--- start of Provided information ---
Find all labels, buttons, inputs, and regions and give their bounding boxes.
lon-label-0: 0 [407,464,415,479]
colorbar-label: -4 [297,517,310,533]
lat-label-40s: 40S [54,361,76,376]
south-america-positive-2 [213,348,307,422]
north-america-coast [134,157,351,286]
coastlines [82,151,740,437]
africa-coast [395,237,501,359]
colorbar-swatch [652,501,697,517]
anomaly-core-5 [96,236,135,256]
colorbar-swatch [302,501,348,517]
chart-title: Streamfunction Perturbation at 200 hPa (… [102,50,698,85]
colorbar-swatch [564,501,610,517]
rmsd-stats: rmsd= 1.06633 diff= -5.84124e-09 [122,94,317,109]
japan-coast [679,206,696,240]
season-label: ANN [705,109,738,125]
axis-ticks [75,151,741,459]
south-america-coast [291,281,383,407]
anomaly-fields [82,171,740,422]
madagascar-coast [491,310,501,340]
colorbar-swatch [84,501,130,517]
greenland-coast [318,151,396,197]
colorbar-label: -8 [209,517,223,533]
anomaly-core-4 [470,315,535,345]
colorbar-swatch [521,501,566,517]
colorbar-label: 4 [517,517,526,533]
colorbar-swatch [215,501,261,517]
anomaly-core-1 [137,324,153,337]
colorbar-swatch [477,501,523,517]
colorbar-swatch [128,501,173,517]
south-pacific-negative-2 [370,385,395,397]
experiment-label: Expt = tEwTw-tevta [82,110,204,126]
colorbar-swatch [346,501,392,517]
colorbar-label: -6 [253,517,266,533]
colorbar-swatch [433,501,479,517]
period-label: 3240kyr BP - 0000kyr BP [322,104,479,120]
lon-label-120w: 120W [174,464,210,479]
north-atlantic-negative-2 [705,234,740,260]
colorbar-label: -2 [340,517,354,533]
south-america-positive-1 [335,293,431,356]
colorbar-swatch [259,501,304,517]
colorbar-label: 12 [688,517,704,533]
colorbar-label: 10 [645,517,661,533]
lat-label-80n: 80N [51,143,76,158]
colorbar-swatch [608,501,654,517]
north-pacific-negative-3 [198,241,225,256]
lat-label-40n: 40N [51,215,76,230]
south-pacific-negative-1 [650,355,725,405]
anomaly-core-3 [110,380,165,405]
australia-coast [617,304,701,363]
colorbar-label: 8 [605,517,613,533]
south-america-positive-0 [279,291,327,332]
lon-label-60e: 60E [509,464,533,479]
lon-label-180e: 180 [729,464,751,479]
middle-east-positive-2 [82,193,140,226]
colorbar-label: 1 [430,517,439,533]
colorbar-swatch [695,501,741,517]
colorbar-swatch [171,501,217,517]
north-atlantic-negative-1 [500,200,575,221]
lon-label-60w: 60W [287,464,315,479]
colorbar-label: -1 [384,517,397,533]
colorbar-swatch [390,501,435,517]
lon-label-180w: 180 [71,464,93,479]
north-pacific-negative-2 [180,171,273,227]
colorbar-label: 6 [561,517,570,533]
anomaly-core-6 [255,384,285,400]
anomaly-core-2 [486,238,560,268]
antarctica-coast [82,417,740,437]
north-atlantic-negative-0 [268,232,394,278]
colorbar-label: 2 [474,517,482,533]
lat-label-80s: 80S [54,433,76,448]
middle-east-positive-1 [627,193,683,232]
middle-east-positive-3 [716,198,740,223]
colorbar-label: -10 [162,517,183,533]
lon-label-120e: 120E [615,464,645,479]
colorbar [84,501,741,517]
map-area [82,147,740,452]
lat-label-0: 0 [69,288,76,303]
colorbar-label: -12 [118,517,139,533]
--- end of Provided information ---
Given request
Rewrite everything from the start of the entries down to the line containing "colorbar-swatch [215,501,261,517]", replacing "colorbar-label" with "legend-label" and leaving all else unchanged.

Task response
Find all labels, buttons, inputs, and regions and give their bounding boxes.
lon-label-0: 0 [407,464,415,479]
legend-label: -4 [297,517,310,533]
lat-label-40s: 40S [54,361,76,376]
south-america-positive-2 [213,348,307,422]
north-america-coast [134,157,351,286]
coastlines [82,151,740,437]
africa-coast [395,237,501,359]
colorbar-swatch [652,501,697,517]
anomaly-core-5 [96,236,135,256]
colorbar-swatch [302,501,348,517]
chart-title: Streamfunction Perturbation at 200 hPa (… [102,50,698,85]
colorbar-swatch [564,501,610,517]
rmsd-stats: rmsd= 1.06633 diff= -5.84124e-09 [122,94,317,109]
japan-coast [679,206,696,240]
season-label: ANN [705,109,738,125]
axis-ticks [75,151,741,459]
south-america-coast [291,281,383,407]
anomaly-fields [82,171,740,422]
madagascar-coast [491,310,501,340]
colorbar-swatch [84,501,130,517]
greenland-coast [318,151,396,197]
legend-label: -8 [209,517,223,533]
anomaly-core-4 [470,315,535,345]
colorbar-swatch [521,501,566,517]
legend-label: 4 [517,517,526,533]
colorbar-swatch [215,501,261,517]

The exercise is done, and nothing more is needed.